-- Start of Given entries --
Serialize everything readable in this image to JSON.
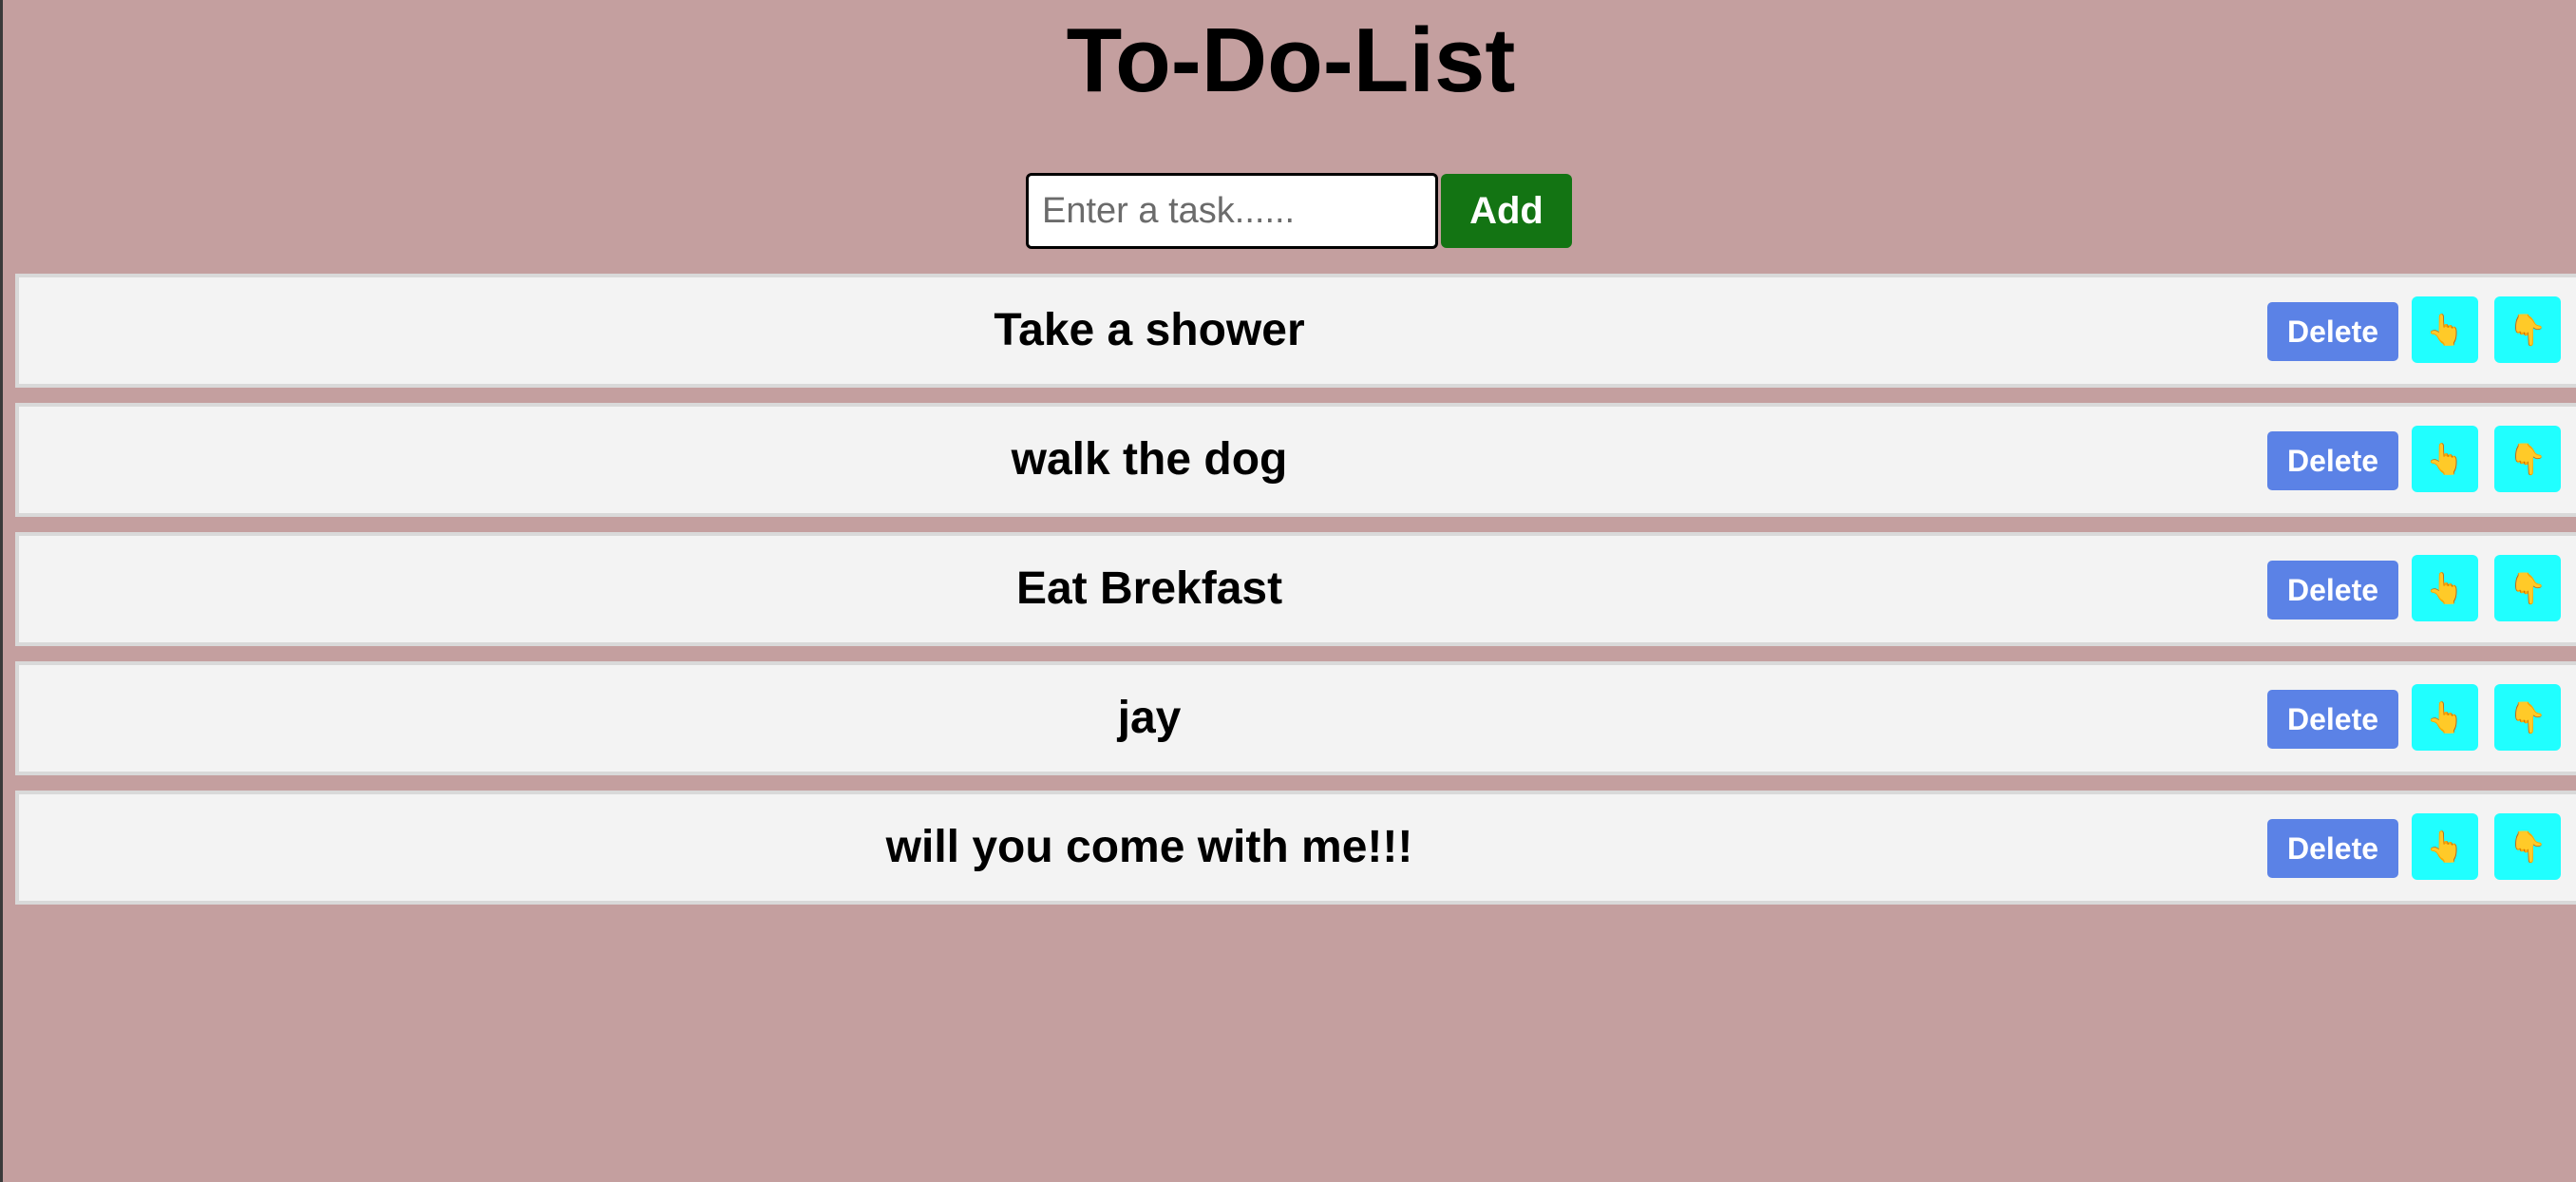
{
  "app": {
    "title": "To-Do-List"
  },
  "input": {
    "placeholder": "Enter a task......",
    "value": "",
    "add_label": "Add"
  },
  "tasks": [
    {
      "text": "Take a shower",
      "delete_label": "Delete",
      "up_icon": "👆",
      "down_icon": "👇"
    },
    {
      "text": "walk the dog",
      "delete_label": "Delete",
      "up_icon": "👆",
      "down_icon": "👇"
    },
    {
      "text": "Eat Brekfast",
      "delete_label": "Delete",
      "up_icon": "👆",
      "down_icon": "👇"
    },
    {
      "text": "jay",
      "delete_label": "Delete",
      "up_icon": "👆",
      "down_icon": "👇"
    },
    {
      "text": "will you come with me!!!",
      "delete_label": "Delete",
      "up_icon": "👆",
      "down_icon": "👇"
    }
  ],
  "colors": {
    "background": "#c49f9f",
    "add_button": "#137413",
    "delete_button": "#5b82e6",
    "move_button": "#20ffff",
    "task_row": "#f3f3f3"
  }
}
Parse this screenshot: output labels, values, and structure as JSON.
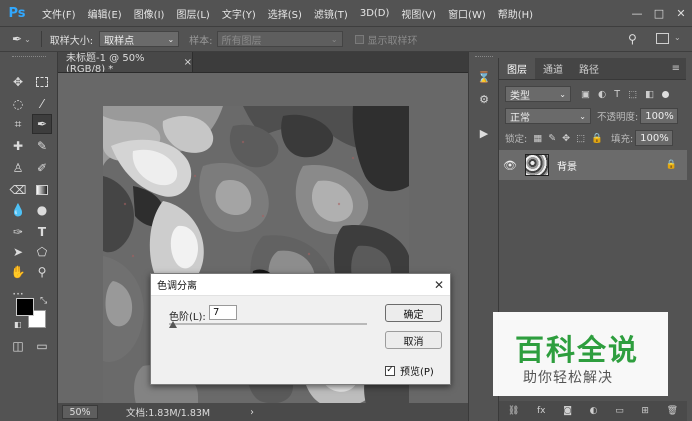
{
  "app": {
    "logo": "Ps",
    "menu": [
      "文件(F)",
      "编辑(E)",
      "图像(I)",
      "图层(L)",
      "文字(Y)",
      "选择(S)",
      "滤镜(T)",
      "3D(D)",
      "视图(V)",
      "窗口(W)",
      "帮助(H)"
    ],
    "window_controls": [
      "—",
      "□",
      "✕"
    ]
  },
  "options_bar": {
    "sample_size_label": "取样大小:",
    "sample_size_value": "取样点",
    "sample_label": "样本:",
    "sample_value": "所有图层",
    "show_ring_label": "显示取样环"
  },
  "document": {
    "tab_title": "未标题-1 @ 50%(RGB/8) *",
    "tab_close": "×",
    "zoom": "50%",
    "doc_info": "文档:1.83M/1.83M",
    "status_arrow": "›"
  },
  "layers_panel": {
    "tabs": [
      "图层",
      "通道",
      "路径"
    ],
    "filter_kind": "类型",
    "blend_mode": "正常",
    "opacity_label": "不透明度:",
    "opacity_value": "100%",
    "lock_label": "锁定:",
    "fill_label": "填充:",
    "fill_value": "100%",
    "layer_name": "背景"
  },
  "posterize_dialog": {
    "title": "色调分离",
    "close": "✕",
    "levels_label": "色阶(L):",
    "levels_value": "7",
    "levels_fraction": 0.02,
    "ok_label": "确定",
    "cancel_label": "取消",
    "preview_label": "预览(P)",
    "preview_checked": true
  },
  "watermark": {
    "title": "百科全说",
    "subtitle": "助你轻松解决"
  },
  "colors": {
    "foreground": "#000000",
    "background": "#ffffff",
    "accent": "#31a8ff",
    "watermark_green": "#2e9e3e"
  }
}
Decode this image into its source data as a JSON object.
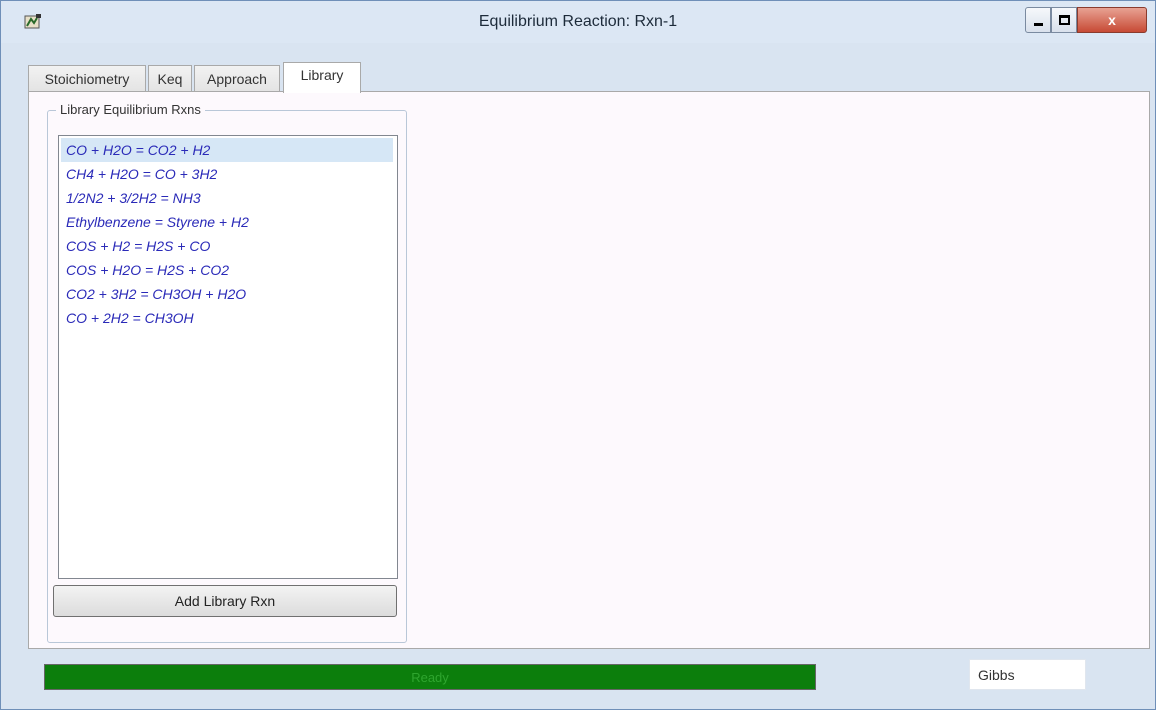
{
  "window": {
    "title": "Equilibrium Reaction: Rxn-1",
    "icon": "app-icon",
    "controls": {
      "minimize": "minimize",
      "maximize": "maximize",
      "close": "x"
    }
  },
  "tabs": [
    {
      "label": "Stoichiometry",
      "active": false
    },
    {
      "label": "Keq",
      "active": false
    },
    {
      "label": "Approach",
      "active": false
    },
    {
      "label": "Library",
      "active": true
    }
  ],
  "library": {
    "group_label": "Library Equilibrium Rxns",
    "reactions": [
      "CO + H2O = CO2 + H2",
      "CH4 + H2O = CO + 3H2",
      "1/2N2 + 3/2H2 = NH3",
      "Ethylbenzene = Styrene + H2",
      "COS + H2 = H2S + CO",
      "COS + H2O = H2S + CO2",
      "CO2 + 3H2 = CH3OH + H2O",
      "CO + 2H2 = CH3OH"
    ],
    "selected_index": 0,
    "add_button_label": "Add Library Rxn"
  },
  "status": {
    "progress_text": "Ready",
    "progress_fraction": 1.0,
    "method_value": "Gibbs"
  },
  "colors": {
    "progress": "#0c7e0c",
    "list_text": "#2a2ab8",
    "selection": "#d6e7f6"
  }
}
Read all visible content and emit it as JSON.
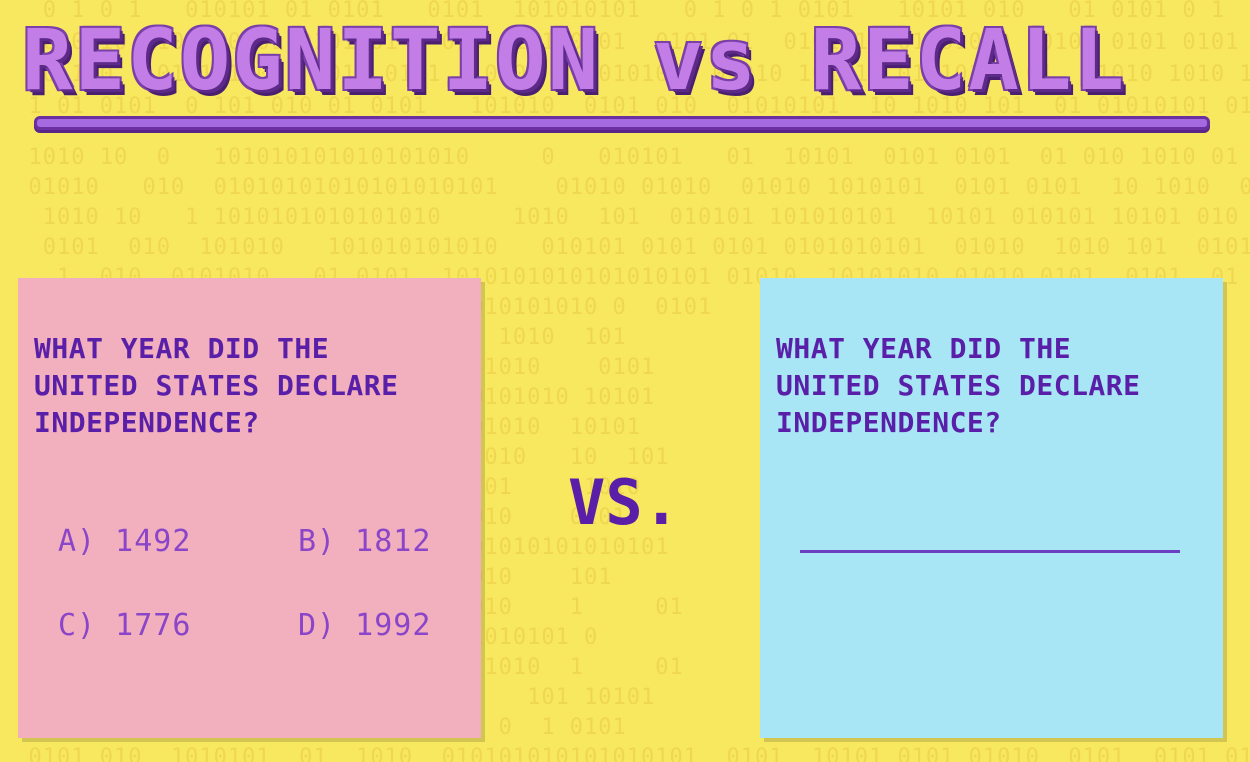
{
  "title": "RECOGNITION vs RECALL",
  "vs_label": "VS.",
  "left_card": {
    "question": "WHAT YEAR DID THE\nUNITED STATES DECLARE\nINDEPENDENCE?",
    "options": [
      "A) 1492",
      "B) 1812",
      "C) 1776",
      "D) 1992"
    ]
  },
  "right_card": {
    "question": "WHAT YEAR DID THE\nUNITED STATES DECLARE\nINDEPENDENCE?"
  },
  "colors": {
    "background": "#f8e860",
    "left_card": "#f2b0be",
    "right_card": "#a8e6f6",
    "text": "#5a1fa8",
    "title_fill": "#c27de6"
  }
}
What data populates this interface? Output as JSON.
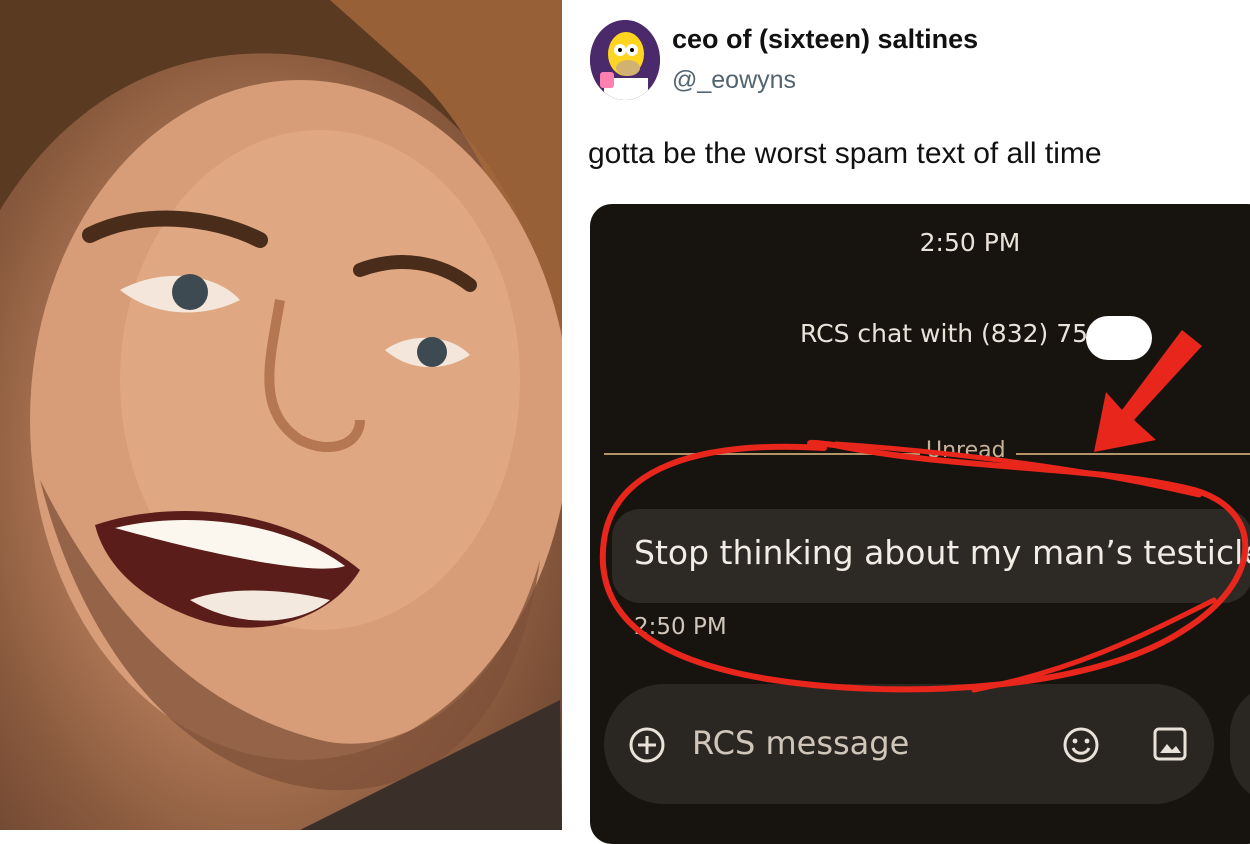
{
  "photo": {
    "alt_subject": "smiling-man-photo"
  },
  "tweet": {
    "display_name": "ceo of (sixteen) saltines",
    "handle": "@_eowyns",
    "text": "gotta be the worst spam text of all time"
  },
  "phone": {
    "top_timestamp": "2:50 PM",
    "rcs_chat_label": "RCS chat with (832) 752-",
    "unread_label": "Unread",
    "message_text": "Stop thinking about my man’s testicles!",
    "message_timestamp": "2:50 PM",
    "compose_placeholder": "RCS message",
    "icons": [
      "add-circle-icon",
      "emoji-icon",
      "image-icon"
    ]
  },
  "colors": {
    "annotation_red": "#e8261c",
    "phone_bg": "#171410",
    "bubble_bg": "#2d2a25",
    "divider_line": "#b6946a"
  }
}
-- End of Given entries --
Every entry must be reproduced exactly, with the images left out.

Serialize everything readable in this image to JSON.
{
  "app": {
    "title": "To-Do-List"
  },
  "input": {
    "placeholder": "Enter a task......",
    "value": "",
    "add_label": "Add"
  },
  "tasks": [
    {
      "text": "Take a shower",
      "delete_label": "Delete",
      "up_icon": "👆",
      "down_icon": "👇"
    },
    {
      "text": "walk the dog",
      "delete_label": "Delete",
      "up_icon": "👆",
      "down_icon": "👇"
    },
    {
      "text": "Eat Brekfast",
      "delete_label": "Delete",
      "up_icon": "👆",
      "down_icon": "👇"
    },
    {
      "text": "jay",
      "delete_label": "Delete",
      "up_icon": "👆",
      "down_icon": "👇"
    },
    {
      "text": "will you come with me!!!",
      "delete_label": "Delete",
      "up_icon": "👆",
      "down_icon": "👇"
    }
  ],
  "colors": {
    "background": "#c49f9f",
    "add_button": "#137413",
    "delete_button": "#5b82e6",
    "move_button": "#20ffff",
    "task_row": "#f3f3f3"
  }
}
Parse this screenshot: output labels, values, and structure as JSON.
{
  "app": {
    "logo": "Ps",
    "menu": [
      "文件(F)",
      "编辑(E)",
      "图像(I)",
      "图层(L)",
      "文字(Y)",
      "选择(S)",
      "滤镜(T)",
      "3D(D)",
      "视图(V)",
      "窗口(W)",
      "帮助(H)"
    ],
    "window_controls": [
      "—",
      "□",
      "✕"
    ]
  },
  "options_bar": {
    "sample_size_label": "取样大小:",
    "sample_size_value": "取样点",
    "sample_label": "样本:",
    "sample_value": "所有图层",
    "show_ring_label": "显示取样环"
  },
  "document": {
    "tab_title": "未标题-1 @ 50%(RGB/8) *",
    "tab_close": "×",
    "zoom": "50%",
    "doc_info": "文档:1.83M/1.83M",
    "status_arrow": "›"
  },
  "layers_panel": {
    "tabs": [
      "图层",
      "通道",
      "路径"
    ],
    "filter_kind": "类型",
    "blend_mode": "正常",
    "opacity_label": "不透明度:",
    "opacity_value": "100%",
    "lock_label": "锁定:",
    "fill_label": "填充:",
    "fill_value": "100%",
    "layer_name": "背景"
  },
  "posterize_dialog": {
    "title": "色调分离",
    "close": "✕",
    "levels_label": "色阶(L):",
    "levels_value": "7",
    "levels_fraction": 0.02,
    "ok_label": "确定",
    "cancel_label": "取消",
    "preview_label": "预览(P)",
    "preview_checked": true
  },
  "watermark": {
    "title": "百科全说",
    "subtitle": "助你轻松解决"
  },
  "colors": {
    "foreground": "#000000",
    "background": "#ffffff",
    "accent": "#31a8ff",
    "watermark_green": "#2e9e3e"
  }
}
Decode this image into its source data as a JSON object.
{
  "window": {
    "title": "Equilibrium Reaction: Rxn-1",
    "icon": "app-icon",
    "controls": {
      "minimize": "minimize",
      "maximize": "maximize",
      "close": "x"
    }
  },
  "tabs": [
    {
      "label": "Stoichiometry",
      "active": false
    },
    {
      "label": "Keq",
      "active": false
    },
    {
      "label": "Approach",
      "active": false
    },
    {
      "label": "Library",
      "active": true
    }
  ],
  "library": {
    "group_label": "Library Equilibrium Rxns",
    "reactions": [
      "CO + H2O = CO2 + H2",
      "CH4 + H2O = CO + 3H2",
      "1/2N2 + 3/2H2 = NH3",
      "Ethylbenzene = Styrene + H2",
      "COS + H2 = H2S + CO",
      "COS + H2O = H2S + CO2",
      "CO2 + 3H2 = CH3OH + H2O",
      "CO + 2H2 = CH3OH"
    ],
    "selected_index": 0,
    "add_button_label": "Add Library Rxn"
  },
  "status": {
    "progress_text": "Ready",
    "progress_fraction": 1.0,
    "method_value": "Gibbs"
  },
  "colors": {
    "progress": "#0c7e0c",
    "list_text": "#2a2ab8",
    "selection": "#d6e7f6"
  }
}
Read all visible content and emit it as JSON.
{
  "title": "RECOGNITION vs RECALL",
  "vs_label": "VS.",
  "left_card": {
    "question": "WHAT YEAR DID THE\nUNITED STATES DECLARE\nINDEPENDENCE?",
    "options": [
      "A) 1492",
      "B) 1812",
      "C) 1776",
      "D) 1992"
    ]
  },
  "right_card": {
    "question": "WHAT YEAR DID THE\nUNITED STATES DECLARE\nINDEPENDENCE?"
  },
  "colors": {
    "background": "#f8e860",
    "left_card": "#f2b0be",
    "right_card": "#a8e6f6",
    "text": "#5a1fa8",
    "title_fill": "#c27de6"
  }
}
What data populates this interface? Output as JSON.
{
  "photo": {
    "alt_subject": "smiling-man-photo"
  },
  "tweet": {
    "display_name": "ceo of (sixteen) saltines",
    "handle": "@_eowyns",
    "text": "gotta be the worst spam text of all time"
  },
  "phone": {
    "top_timestamp": "2:50 PM",
    "rcs_chat_label": "RCS chat with (832) 752-",
    "unread_label": "Unread",
    "message_text": "Stop thinking about my man’s testicles!",
    "message_timestamp": "2:50 PM",
    "compose_placeholder": "RCS message",
    "icons": [
      "add-circle-icon",
      "emoji-icon",
      "image-icon"
    ]
  },
  "colors": {
    "annotation_red": "#e8261c",
    "phone_bg": "#171410",
    "bubble_bg": "#2d2a25",
    "divider_line": "#b6946a"
  }
}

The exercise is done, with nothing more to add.